## WORK REQUIRED
Locate the word "black" in the data below, then copy every line that holds it.

## SUPPLIED INFORMATION

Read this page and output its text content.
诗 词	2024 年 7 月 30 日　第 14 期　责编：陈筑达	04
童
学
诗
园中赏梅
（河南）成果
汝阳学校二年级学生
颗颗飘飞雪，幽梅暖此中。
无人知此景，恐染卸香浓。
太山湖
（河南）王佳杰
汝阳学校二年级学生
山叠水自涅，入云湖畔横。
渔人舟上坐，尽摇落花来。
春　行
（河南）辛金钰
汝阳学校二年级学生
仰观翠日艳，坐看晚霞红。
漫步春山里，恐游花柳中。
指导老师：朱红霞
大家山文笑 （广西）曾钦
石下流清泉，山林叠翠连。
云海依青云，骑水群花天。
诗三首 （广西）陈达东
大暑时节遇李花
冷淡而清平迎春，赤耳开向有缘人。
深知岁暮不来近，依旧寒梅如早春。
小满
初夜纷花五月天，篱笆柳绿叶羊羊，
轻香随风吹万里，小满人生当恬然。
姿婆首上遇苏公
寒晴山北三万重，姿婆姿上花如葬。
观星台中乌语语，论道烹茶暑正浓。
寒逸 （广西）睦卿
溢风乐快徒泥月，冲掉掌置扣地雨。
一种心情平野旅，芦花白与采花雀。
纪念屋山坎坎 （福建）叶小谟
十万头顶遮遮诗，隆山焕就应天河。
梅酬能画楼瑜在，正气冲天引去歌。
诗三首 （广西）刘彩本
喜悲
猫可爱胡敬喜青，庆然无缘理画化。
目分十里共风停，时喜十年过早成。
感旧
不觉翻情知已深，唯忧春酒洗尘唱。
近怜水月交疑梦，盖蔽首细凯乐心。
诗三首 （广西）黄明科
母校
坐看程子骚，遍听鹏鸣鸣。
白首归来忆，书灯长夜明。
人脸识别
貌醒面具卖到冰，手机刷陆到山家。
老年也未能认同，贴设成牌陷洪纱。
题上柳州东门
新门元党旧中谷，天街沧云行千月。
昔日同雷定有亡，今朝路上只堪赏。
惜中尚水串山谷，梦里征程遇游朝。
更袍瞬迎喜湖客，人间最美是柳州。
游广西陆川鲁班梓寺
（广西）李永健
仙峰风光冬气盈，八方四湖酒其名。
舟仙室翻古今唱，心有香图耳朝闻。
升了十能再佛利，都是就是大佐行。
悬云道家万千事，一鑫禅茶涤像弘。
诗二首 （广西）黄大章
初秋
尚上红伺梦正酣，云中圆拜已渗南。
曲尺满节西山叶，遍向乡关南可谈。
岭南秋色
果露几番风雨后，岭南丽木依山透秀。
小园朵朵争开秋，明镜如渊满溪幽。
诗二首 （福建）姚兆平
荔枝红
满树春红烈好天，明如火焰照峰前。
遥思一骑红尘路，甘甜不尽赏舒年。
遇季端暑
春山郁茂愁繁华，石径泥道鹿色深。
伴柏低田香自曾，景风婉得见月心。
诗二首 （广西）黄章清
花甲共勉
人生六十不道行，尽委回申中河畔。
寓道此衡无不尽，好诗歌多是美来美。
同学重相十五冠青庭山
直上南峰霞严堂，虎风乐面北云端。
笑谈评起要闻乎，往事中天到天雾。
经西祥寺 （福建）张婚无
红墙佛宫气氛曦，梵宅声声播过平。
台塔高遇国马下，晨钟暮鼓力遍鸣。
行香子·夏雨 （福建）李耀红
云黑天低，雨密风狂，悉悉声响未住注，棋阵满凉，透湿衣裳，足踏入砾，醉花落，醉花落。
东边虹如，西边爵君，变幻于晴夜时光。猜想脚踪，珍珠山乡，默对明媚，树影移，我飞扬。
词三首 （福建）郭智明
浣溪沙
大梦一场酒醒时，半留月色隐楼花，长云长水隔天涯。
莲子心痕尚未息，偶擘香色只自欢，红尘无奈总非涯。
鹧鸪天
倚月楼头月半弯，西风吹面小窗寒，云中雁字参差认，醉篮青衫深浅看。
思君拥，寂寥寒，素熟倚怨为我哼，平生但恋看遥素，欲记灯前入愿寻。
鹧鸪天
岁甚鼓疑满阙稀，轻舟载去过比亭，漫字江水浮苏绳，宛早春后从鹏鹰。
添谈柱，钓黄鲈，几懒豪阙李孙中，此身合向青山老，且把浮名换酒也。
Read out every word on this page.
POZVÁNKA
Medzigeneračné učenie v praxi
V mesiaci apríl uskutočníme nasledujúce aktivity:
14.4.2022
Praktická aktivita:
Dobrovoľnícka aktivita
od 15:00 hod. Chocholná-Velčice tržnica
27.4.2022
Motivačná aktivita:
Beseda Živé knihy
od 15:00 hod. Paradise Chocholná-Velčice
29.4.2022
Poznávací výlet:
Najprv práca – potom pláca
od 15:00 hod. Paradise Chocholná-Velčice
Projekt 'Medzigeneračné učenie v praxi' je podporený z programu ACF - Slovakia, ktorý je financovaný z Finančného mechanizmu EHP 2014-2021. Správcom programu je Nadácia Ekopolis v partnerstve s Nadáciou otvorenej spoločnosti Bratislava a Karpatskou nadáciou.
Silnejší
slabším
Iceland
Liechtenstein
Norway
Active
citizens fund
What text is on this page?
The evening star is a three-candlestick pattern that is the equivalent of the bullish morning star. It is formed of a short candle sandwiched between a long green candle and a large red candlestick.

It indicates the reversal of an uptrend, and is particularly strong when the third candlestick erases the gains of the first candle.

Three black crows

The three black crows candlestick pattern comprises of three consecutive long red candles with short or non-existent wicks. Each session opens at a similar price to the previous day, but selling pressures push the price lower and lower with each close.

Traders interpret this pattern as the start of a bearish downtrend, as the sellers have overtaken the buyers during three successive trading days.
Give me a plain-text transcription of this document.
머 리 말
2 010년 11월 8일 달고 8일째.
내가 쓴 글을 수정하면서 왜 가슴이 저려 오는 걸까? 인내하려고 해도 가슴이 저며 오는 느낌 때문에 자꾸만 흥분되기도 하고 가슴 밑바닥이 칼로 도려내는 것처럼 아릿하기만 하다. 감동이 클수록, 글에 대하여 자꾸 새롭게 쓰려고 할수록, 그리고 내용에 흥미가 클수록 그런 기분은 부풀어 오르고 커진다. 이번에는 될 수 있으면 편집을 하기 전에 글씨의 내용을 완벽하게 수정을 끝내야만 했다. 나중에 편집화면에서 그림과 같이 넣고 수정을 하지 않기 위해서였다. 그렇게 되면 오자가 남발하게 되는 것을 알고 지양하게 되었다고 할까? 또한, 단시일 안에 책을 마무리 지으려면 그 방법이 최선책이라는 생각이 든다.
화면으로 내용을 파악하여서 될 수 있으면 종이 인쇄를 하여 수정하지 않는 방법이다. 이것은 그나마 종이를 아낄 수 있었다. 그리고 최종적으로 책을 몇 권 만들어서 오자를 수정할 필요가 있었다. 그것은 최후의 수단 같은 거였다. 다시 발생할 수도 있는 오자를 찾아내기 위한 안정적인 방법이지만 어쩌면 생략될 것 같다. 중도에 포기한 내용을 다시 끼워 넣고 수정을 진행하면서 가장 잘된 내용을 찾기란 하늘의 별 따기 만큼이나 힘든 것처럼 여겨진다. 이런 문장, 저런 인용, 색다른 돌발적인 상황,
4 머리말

## RESPONSE TO THIS TASK
Three black crows
The three black crows candlestick pattern comprises of three consecutive long red candles with short or non-existent wicks. Each session opens at a similar price to the previous day, but selling pressures push the price lower and lower with each close.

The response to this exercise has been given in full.